Record excerpts:
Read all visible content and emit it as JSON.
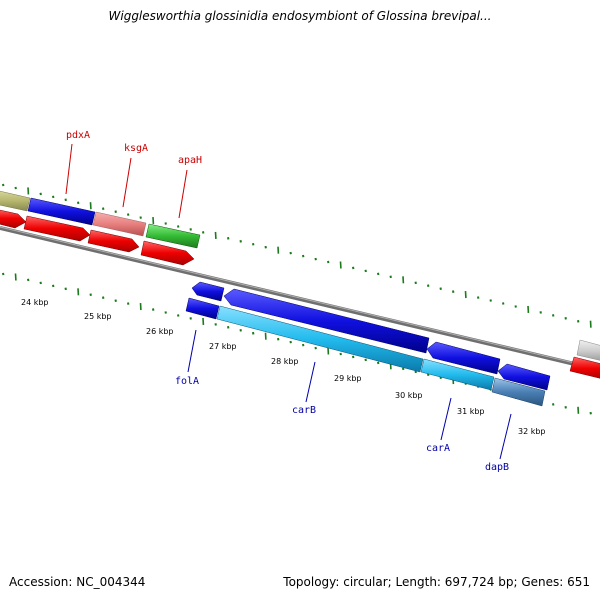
{
  "title": "Wigglesworthia glossinidia endosymbiont of Glossina brevipal...",
  "footer": {
    "accession": "Accession: NC_004344",
    "topology": "Topology: circular; Length: 697,724 bp; Genes: 651"
  },
  "colors": {
    "backbone": "#7f7f7f",
    "tick": "#1b7a1b",
    "forward_label": "#cc0000",
    "reverse_label": "#0000aa"
  },
  "scale_labels": [
    "24 kbp",
    "25 kbp",
    "26 kbp",
    "27 kbp",
    "28 kbp",
    "29 kbp",
    "30 kbp",
    "31 kbp",
    "32 kbp"
  ],
  "genes": {
    "forward": [
      {
        "name": "pdxA",
        "color": "#1010e0"
      },
      {
        "name": "ksgA",
        "color": "#e88080"
      },
      {
        "name": "apaH",
        "color": "#33bb33"
      }
    ],
    "reverse": [
      {
        "name": "folA",
        "color": "#1010e0"
      },
      {
        "name": "carB",
        "color": "#22bbee"
      },
      {
        "name": "carA",
        "color": "#22bbee"
      },
      {
        "name": "dapB",
        "color": "#4a7fb5"
      }
    ]
  }
}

What to work on: What is needed is every record above, returned exactly, with the pictures omitted.

Result for this task:
Read all visible content and emit it as JSON.
{
  "title": "Wigglesworthia glossinidia endosymbiont of Glossina brevipal...",
  "footer": {
    "accession": "Accession: NC_004344",
    "topology": "Topology: circular; Length: 697,724 bp; Genes: 651"
  },
  "colors": {
    "backbone": "#7f7f7f",
    "tick": "#1b7a1b",
    "forward_label": "#cc0000",
    "reverse_label": "#0000aa"
  },
  "scale_labels": [
    "24 kbp",
    "25 kbp",
    "26 kbp",
    "27 kbp",
    "28 kbp",
    "29 kbp",
    "30 kbp",
    "31 kbp",
    "32 kbp"
  ],
  "genes": {
    "forward": [
      {
        "name": "pdxA",
        "color": "#1010e0"
      },
      {
        "name": "ksgA",
        "color": "#e88080"
      },
      {
        "name": "apaH",
        "color": "#33bb33"
      }
    ],
    "reverse": [
      {
        "name": "folA",
        "color": "#1010e0"
      },
      {
        "name": "carB",
        "color": "#22bbee"
      },
      {
        "name": "carA",
        "color": "#22bbee"
      },
      {
        "name": "dapB",
        "color": "#4a7fb5"
      }
    ]
  }
}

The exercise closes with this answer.